[Figure record extracts]
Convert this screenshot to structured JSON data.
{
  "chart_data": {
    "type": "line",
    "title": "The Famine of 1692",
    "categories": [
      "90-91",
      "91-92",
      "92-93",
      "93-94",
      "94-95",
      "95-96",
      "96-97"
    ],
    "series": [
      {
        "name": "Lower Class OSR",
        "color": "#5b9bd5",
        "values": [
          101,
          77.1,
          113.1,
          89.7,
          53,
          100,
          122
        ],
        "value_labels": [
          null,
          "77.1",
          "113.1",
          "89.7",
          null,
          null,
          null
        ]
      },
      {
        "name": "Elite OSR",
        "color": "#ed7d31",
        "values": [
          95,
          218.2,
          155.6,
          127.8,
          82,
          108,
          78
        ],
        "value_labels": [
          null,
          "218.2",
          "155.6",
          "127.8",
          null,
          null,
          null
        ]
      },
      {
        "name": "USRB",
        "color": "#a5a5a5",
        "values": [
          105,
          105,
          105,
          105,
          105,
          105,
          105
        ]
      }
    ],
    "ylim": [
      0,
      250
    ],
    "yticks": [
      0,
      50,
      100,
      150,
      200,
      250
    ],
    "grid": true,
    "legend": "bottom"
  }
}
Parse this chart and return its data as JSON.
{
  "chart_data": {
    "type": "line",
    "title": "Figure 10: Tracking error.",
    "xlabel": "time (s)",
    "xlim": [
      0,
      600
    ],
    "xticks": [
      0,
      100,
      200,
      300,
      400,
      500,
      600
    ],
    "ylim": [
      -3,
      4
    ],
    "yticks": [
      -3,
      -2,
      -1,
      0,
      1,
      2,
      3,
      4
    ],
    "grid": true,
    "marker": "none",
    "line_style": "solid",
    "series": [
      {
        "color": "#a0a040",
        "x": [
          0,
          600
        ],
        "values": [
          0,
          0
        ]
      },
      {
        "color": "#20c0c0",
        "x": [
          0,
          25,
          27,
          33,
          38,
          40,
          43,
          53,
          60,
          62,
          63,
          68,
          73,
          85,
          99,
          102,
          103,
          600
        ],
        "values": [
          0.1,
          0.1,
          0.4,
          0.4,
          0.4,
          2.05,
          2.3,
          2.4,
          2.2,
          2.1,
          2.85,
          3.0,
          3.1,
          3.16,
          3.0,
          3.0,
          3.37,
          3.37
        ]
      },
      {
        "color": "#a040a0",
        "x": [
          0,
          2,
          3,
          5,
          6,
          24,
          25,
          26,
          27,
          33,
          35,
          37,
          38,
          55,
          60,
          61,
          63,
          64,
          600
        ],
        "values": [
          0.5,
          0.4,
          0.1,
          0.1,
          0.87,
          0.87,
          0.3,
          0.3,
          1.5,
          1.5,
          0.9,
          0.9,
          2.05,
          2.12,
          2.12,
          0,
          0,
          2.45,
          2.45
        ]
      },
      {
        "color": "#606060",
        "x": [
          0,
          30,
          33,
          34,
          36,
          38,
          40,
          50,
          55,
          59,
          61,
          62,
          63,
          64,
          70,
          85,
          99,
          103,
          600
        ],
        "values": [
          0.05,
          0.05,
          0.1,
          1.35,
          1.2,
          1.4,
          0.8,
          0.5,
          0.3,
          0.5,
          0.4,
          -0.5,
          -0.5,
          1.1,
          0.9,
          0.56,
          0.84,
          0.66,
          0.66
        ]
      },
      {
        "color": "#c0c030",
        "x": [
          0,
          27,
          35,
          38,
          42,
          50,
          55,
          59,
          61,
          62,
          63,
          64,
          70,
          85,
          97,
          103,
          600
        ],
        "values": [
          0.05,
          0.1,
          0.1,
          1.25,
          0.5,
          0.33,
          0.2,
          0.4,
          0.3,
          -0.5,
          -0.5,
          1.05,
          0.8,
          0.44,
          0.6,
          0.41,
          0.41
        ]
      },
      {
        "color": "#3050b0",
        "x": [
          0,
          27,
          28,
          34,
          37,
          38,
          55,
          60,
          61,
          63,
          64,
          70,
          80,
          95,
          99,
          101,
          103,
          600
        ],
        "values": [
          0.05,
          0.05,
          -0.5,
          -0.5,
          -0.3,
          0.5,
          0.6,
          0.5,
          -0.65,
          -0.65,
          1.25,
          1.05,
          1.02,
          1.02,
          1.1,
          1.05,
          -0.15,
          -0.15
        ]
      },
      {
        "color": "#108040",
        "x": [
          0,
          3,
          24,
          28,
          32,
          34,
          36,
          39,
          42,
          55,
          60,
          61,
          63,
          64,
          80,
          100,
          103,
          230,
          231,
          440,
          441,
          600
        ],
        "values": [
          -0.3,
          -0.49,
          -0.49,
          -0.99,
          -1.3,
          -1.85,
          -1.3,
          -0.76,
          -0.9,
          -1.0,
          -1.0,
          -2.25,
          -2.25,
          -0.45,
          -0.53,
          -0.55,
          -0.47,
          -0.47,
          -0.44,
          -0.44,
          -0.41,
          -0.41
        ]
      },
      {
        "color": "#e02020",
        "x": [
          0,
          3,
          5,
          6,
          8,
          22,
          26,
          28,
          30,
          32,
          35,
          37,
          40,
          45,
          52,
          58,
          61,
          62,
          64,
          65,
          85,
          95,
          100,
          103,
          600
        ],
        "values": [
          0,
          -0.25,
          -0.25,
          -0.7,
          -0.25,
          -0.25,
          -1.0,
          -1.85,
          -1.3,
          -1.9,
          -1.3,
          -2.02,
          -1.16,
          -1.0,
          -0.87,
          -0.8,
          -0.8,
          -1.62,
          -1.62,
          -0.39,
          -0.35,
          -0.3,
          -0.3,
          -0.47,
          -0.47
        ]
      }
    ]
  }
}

▶ **What the exercise asks**
Output each record exactly, leaving nothing out.

▶ **Answer in full**
Convert this screenshot to structured JSON data.
{
  "chart_data": {
    "type": "line",
    "title": "The Famine of 1692",
    "categories": [
      "90-91",
      "91-92",
      "92-93",
      "93-94",
      "94-95",
      "95-96",
      "96-97"
    ],
    "series": [
      {
        "name": "Lower Class OSR",
        "color": "#5b9bd5",
        "values": [
          101,
          77.1,
          113.1,
          89.7,
          53,
          100,
          122
        ],
        "value_labels": [
          null,
          "77.1",
          "113.1",
          "89.7",
          null,
          null,
          null
        ]
      },
      {
        "name": "Elite OSR",
        "color": "#ed7d31",
        "values": [
          95,
          218.2,
          155.6,
          127.8,
          82,
          108,
          78
        ],
        "value_labels": [
          null,
          "218.2",
          "155.6",
          "127.8",
          null,
          null,
          null
        ]
      },
      {
        "name": "USRB",
        "color": "#a5a5a5",
        "values": [
          105,
          105,
          105,
          105,
          105,
          105,
          105
        ]
      }
    ],
    "ylim": [
      0,
      250
    ],
    "yticks": [
      0,
      50,
      100,
      150,
      200,
      250
    ],
    "grid": true,
    "legend": "bottom"
  }
}
Parse this chart and return its data as JSON.
{
  "chart_data": {
    "type": "line",
    "title": "Figure 10: Tracking error.",
    "xlabel": "time (s)",
    "xlim": [
      0,
      600
    ],
    "xticks": [
      0,
      100,
      200,
      300,
      400,
      500,
      600
    ],
    "ylim": [
      -3,
      4
    ],
    "yticks": [
      -3,
      -2,
      -1,
      0,
      1,
      2,
      3,
      4
    ],
    "grid": true,
    "marker": "none",
    "line_style": "solid",
    "series": [
      {
        "color": "#a0a040",
        "x": [
          0,
          600
        ],
        "values": [
          0,
          0
        ]
      },
      {
        "color": "#20c0c0",
        "x": [
          0,
          25,
          27,
          33,
          38,
          40,
          43,
          53,
          60,
          62,
          63,
          68,
          73,
          85,
          99,
          102,
          103,
          600
        ],
        "values": [
          0.1,
          0.1,
          0.4,
          0.4,
          0.4,
          2.05,
          2.3,
          2.4,
          2.2,
          2.1,
          2.85,
          3.0,
          3.1,
          3.16,
          3.0,
          3.0,
          3.37,
          3.37
        ]
      },
      {
        "color": "#a040a0",
        "x": [
          0,
          2,
          3,
          5,
          6,
          24,
          25,
          26,
          27,
          33,
          35,
          37,
          38,
          55,
          60,
          61,
          63,
          64,
          600
        ],
        "values": [
          0.5,
          0.4,
          0.1,
          0.1,
          0.87,
          0.87,
          0.3,
          0.3,
          1.5,
          1.5,
          0.9,
          0.9,
          2.05,
          2.12,
          2.12,
          0,
          0,
          2.45,
          2.45
        ]
      },
      {
        "color": "#606060",
        "x": [
          0,
          30,
          33,
          34,
          36,
          38,
          40,
          50,
          55,
          59,
          61,
          62,
          63,
          64,
          70,
          85,
          99,
          103,
          600
        ],
        "values": [
          0.05,
          0.05,
          0.1,
          1.35,
          1.2,
          1.4,
          0.8,
          0.5,
          0.3,
          0.5,
          0.4,
          -0.5,
          -0.5,
          1.1,
          0.9,
          0.56,
          0.84,
          0.66,
          0.66
        ]
      },
      {
        "color": "#c0c030",
        "x": [
          0,
          27,
          35,
          38,
          42,
          50,
          55,
          59,
          61,
          62,
          63,
          64,
          70,
          85,
          97,
          103,
          600
        ],
        "values": [
          0.05,
          0.1,
          0.1,
          1.25,
          0.5,
          0.33,
          0.2,
          0.4,
          0.3,
          -0.5,
          -0.5,
          1.05,
          0.8,
          0.44,
          0.6,
          0.41,
          0.41
        ]
      },
      {
        "color": "#3050b0",
        "x": [
          0,
          27,
          28,
          34,
          37,
          38,
          55,
          60,
          61,
          63,
          64,
          70,
          80,
          95,
          99,
          101,
          103,
          600
        ],
        "values": [
          0.05,
          0.05,
          -0.5,
          -0.5,
          -0.3,
          0.5,
          0.6,
          0.5,
          -0.65,
          -0.65,
          1.25,
          1.05,
          1.02,
          1.02,
          1.1,
          1.05,
          -0.15,
          -0.15
        ]
      },
      {
        "color": "#108040",
        "x": [
          0,
          3,
          24,
          28,
          32,
          34,
          36,
          39,
          42,
          55,
          60,
          61,
          63,
          64,
          80,
          100,
          103,
          230,
          231,
          440,
          441,
          600
        ],
        "values": [
          -0.3,
          -0.49,
          -0.49,
          -0.99,
          -1.3,
          -1.85,
          -1.3,
          -0.76,
          -0.9,
          -1.0,
          -1.0,
          -2.25,
          -2.25,
          -0.45,
          -0.53,
          -0.55,
          -0.47,
          -0.47,
          -0.44,
          -0.44,
          -0.41,
          -0.41
        ]
      },
      {
        "color": "#e02020",
        "x": [
          0,
          3,
          5,
          6,
          8,
          22,
          26,
          28,
          30,
          32,
          35,
          37,
          40,
          45,
          52,
          58,
          61,
          62,
          64,
          65,
          85,
          95,
          100,
          103,
          600
        ],
        "values": [
          0,
          -0.25,
          -0.25,
          -0.7,
          -0.25,
          -0.25,
          -1.0,
          -1.85,
          -1.3,
          -1.9,
          -1.3,
          -2.02,
          -1.16,
          -1.0,
          -0.87,
          -0.8,
          -0.8,
          -1.62,
          -1.62,
          -0.39,
          -0.35,
          -0.3,
          -0.3,
          -0.47,
          -0.47
        ]
      }
    ]
  }
}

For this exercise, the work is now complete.